[start]
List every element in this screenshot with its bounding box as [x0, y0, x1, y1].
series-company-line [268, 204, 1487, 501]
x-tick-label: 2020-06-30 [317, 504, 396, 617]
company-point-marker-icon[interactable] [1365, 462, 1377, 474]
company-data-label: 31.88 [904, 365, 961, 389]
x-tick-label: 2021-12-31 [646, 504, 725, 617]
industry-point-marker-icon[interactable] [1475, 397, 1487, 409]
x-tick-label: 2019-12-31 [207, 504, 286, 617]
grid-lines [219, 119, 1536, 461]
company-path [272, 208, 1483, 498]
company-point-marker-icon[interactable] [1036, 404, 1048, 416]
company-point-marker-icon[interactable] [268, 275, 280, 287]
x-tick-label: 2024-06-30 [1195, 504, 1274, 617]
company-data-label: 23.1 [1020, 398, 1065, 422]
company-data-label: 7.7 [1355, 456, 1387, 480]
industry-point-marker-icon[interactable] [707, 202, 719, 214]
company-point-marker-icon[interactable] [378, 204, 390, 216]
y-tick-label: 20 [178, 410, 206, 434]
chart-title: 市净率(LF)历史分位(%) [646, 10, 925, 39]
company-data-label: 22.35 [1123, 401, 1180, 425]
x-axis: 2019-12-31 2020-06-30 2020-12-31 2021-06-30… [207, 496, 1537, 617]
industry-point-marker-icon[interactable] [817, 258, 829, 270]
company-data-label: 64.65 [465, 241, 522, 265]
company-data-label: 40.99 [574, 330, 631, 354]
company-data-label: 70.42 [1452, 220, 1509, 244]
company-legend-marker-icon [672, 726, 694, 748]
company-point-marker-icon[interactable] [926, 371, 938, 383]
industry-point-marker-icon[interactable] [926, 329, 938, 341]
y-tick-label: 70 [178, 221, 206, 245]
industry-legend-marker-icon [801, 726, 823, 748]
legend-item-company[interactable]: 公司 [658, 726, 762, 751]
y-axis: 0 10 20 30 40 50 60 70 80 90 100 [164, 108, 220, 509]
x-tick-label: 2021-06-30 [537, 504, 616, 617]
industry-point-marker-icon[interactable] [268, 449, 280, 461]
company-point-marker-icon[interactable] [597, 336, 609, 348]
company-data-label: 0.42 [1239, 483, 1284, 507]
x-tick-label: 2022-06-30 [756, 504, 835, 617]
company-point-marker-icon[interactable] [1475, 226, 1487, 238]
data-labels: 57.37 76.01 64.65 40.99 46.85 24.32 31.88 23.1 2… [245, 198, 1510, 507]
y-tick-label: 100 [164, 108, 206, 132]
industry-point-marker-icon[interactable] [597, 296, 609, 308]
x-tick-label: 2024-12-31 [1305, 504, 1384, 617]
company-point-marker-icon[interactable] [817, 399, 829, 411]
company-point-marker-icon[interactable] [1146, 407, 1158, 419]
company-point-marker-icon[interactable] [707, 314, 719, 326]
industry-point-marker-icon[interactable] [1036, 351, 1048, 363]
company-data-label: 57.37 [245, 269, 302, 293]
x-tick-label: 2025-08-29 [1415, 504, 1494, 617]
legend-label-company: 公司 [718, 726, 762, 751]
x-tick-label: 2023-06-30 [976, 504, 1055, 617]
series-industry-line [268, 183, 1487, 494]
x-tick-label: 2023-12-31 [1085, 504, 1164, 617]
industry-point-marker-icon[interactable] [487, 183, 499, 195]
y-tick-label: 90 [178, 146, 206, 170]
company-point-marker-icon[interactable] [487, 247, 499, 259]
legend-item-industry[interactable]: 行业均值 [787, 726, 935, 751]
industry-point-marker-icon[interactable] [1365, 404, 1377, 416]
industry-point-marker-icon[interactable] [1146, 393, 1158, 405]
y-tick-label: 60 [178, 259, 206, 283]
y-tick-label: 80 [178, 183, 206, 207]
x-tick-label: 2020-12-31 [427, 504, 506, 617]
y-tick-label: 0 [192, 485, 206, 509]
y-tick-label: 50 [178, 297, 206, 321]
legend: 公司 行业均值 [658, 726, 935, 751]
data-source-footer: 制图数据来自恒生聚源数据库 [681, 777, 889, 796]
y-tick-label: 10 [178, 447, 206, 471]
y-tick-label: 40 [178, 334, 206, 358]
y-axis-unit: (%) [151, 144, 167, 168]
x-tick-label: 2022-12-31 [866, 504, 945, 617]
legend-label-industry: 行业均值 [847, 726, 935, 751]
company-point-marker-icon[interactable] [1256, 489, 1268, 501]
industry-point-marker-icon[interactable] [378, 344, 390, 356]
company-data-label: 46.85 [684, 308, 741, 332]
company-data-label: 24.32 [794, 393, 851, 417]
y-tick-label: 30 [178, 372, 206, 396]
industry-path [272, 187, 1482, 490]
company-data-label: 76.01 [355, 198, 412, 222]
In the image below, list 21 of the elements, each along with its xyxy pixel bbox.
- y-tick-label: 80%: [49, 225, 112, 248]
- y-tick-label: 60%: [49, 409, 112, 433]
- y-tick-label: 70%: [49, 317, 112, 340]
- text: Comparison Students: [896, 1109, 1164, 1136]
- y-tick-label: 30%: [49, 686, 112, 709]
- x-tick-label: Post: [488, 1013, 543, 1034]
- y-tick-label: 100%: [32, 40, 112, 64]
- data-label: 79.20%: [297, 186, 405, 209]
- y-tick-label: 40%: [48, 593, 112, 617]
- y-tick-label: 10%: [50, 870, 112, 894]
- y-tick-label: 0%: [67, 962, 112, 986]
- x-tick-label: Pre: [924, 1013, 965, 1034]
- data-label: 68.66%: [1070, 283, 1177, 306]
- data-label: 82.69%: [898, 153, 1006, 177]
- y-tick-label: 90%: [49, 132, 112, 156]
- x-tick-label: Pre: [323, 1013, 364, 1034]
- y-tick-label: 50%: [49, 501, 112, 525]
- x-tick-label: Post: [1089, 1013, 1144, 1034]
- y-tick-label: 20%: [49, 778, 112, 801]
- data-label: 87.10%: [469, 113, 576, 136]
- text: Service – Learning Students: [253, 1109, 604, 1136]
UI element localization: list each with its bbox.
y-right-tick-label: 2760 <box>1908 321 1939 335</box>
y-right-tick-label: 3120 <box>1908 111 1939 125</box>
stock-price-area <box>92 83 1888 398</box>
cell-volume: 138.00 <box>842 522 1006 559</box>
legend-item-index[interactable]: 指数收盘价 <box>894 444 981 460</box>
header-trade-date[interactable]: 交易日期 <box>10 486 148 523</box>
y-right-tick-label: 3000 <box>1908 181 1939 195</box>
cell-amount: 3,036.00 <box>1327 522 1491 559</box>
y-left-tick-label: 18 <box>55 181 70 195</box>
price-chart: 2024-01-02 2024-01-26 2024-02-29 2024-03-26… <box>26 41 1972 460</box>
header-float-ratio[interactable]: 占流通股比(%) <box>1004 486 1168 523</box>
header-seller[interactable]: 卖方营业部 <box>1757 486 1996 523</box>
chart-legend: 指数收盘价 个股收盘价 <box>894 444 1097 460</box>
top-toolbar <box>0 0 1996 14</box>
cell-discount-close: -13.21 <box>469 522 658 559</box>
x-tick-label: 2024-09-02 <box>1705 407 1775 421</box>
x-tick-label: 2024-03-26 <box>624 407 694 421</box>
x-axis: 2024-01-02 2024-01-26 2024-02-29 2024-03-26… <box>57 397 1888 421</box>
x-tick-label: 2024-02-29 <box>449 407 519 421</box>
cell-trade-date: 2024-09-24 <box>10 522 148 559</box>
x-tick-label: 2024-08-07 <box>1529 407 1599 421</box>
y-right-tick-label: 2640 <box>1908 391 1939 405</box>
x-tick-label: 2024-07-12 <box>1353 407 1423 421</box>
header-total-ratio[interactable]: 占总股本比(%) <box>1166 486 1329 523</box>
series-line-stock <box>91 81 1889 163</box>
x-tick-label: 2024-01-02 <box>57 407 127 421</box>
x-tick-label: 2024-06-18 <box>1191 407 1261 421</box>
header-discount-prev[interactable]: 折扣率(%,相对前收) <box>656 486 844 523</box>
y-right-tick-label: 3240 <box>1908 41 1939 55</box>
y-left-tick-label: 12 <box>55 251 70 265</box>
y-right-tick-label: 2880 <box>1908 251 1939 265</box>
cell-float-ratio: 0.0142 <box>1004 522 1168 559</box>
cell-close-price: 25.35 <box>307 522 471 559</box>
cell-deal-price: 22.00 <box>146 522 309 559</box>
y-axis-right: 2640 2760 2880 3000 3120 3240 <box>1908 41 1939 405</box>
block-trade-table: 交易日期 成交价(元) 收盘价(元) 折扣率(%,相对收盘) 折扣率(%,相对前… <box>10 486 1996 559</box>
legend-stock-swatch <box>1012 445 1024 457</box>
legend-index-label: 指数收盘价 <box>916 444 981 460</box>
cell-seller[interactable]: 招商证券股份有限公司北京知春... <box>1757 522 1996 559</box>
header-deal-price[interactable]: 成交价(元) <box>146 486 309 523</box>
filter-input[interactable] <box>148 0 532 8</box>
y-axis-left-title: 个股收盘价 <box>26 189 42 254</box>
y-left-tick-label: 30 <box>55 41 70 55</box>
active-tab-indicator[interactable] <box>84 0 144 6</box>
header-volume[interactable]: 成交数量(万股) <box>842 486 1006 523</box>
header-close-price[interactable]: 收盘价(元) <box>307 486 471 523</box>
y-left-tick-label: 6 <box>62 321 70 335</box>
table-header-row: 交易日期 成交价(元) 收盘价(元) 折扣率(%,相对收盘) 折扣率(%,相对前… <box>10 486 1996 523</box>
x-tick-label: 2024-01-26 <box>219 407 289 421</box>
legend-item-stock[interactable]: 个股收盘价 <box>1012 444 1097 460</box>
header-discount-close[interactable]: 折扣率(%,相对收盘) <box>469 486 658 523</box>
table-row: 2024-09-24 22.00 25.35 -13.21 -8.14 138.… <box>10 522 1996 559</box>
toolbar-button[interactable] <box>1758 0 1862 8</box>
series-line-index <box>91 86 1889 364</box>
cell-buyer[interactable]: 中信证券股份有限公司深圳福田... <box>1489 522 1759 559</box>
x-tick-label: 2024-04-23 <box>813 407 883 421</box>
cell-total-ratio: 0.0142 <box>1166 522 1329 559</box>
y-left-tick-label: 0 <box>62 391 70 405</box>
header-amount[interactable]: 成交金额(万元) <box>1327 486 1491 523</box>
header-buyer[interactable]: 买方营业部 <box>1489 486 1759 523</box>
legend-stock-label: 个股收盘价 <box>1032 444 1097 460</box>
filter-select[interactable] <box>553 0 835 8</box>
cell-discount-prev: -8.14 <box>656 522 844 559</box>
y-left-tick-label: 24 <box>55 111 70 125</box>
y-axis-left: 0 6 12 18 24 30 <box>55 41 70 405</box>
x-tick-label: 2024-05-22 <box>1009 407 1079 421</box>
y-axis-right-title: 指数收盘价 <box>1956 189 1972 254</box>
[end]
= What is expected =
Rewrite the data from its first line up to and including the line with "company-data-label: 22.35 [1123, 401, 1180, 425]", changing every "x-tick-label" to "x-axis-tick-label" and leaving everything else unchanged. Output only those lines.

= Correct output =
List every element in this screenshot with its bounding box as [x0, y0, x1, y1].
series-company-line [268, 204, 1487, 501]
x-axis-tick-label: 2020-06-30 [317, 504, 396, 617]
company-point-marker-icon[interactable] [1365, 462, 1377, 474]
company-data-label: 31.88 [904, 365, 961, 389]
x-axis-tick-label: 2021-12-31 [646, 504, 725, 617]
industry-point-marker-icon[interactable] [1475, 397, 1487, 409]
x-axis-tick-label: 2019-12-31 [207, 504, 286, 617]
grid-lines [219, 119, 1536, 461]
company-path [272, 208, 1483, 498]
company-point-marker-icon[interactable] [1036, 404, 1048, 416]
company-point-marker-icon[interactable] [268, 275, 280, 287]
x-axis-tick-label: 2024-06-30 [1195, 504, 1274, 617]
company-data-label: 23.1 [1020, 398, 1065, 422]
company-data-label: 7.7 [1355, 456, 1387, 480]
industry-point-marker-icon[interactable] [707, 202, 719, 214]
company-point-marker-icon[interactable] [378, 204, 390, 216]
y-tick-label: 20 [178, 410, 206, 434]
chart-title: 市净率(LF)历史分位(%) [646, 10, 925, 39]
company-data-label: 22.35 [1123, 401, 1180, 425]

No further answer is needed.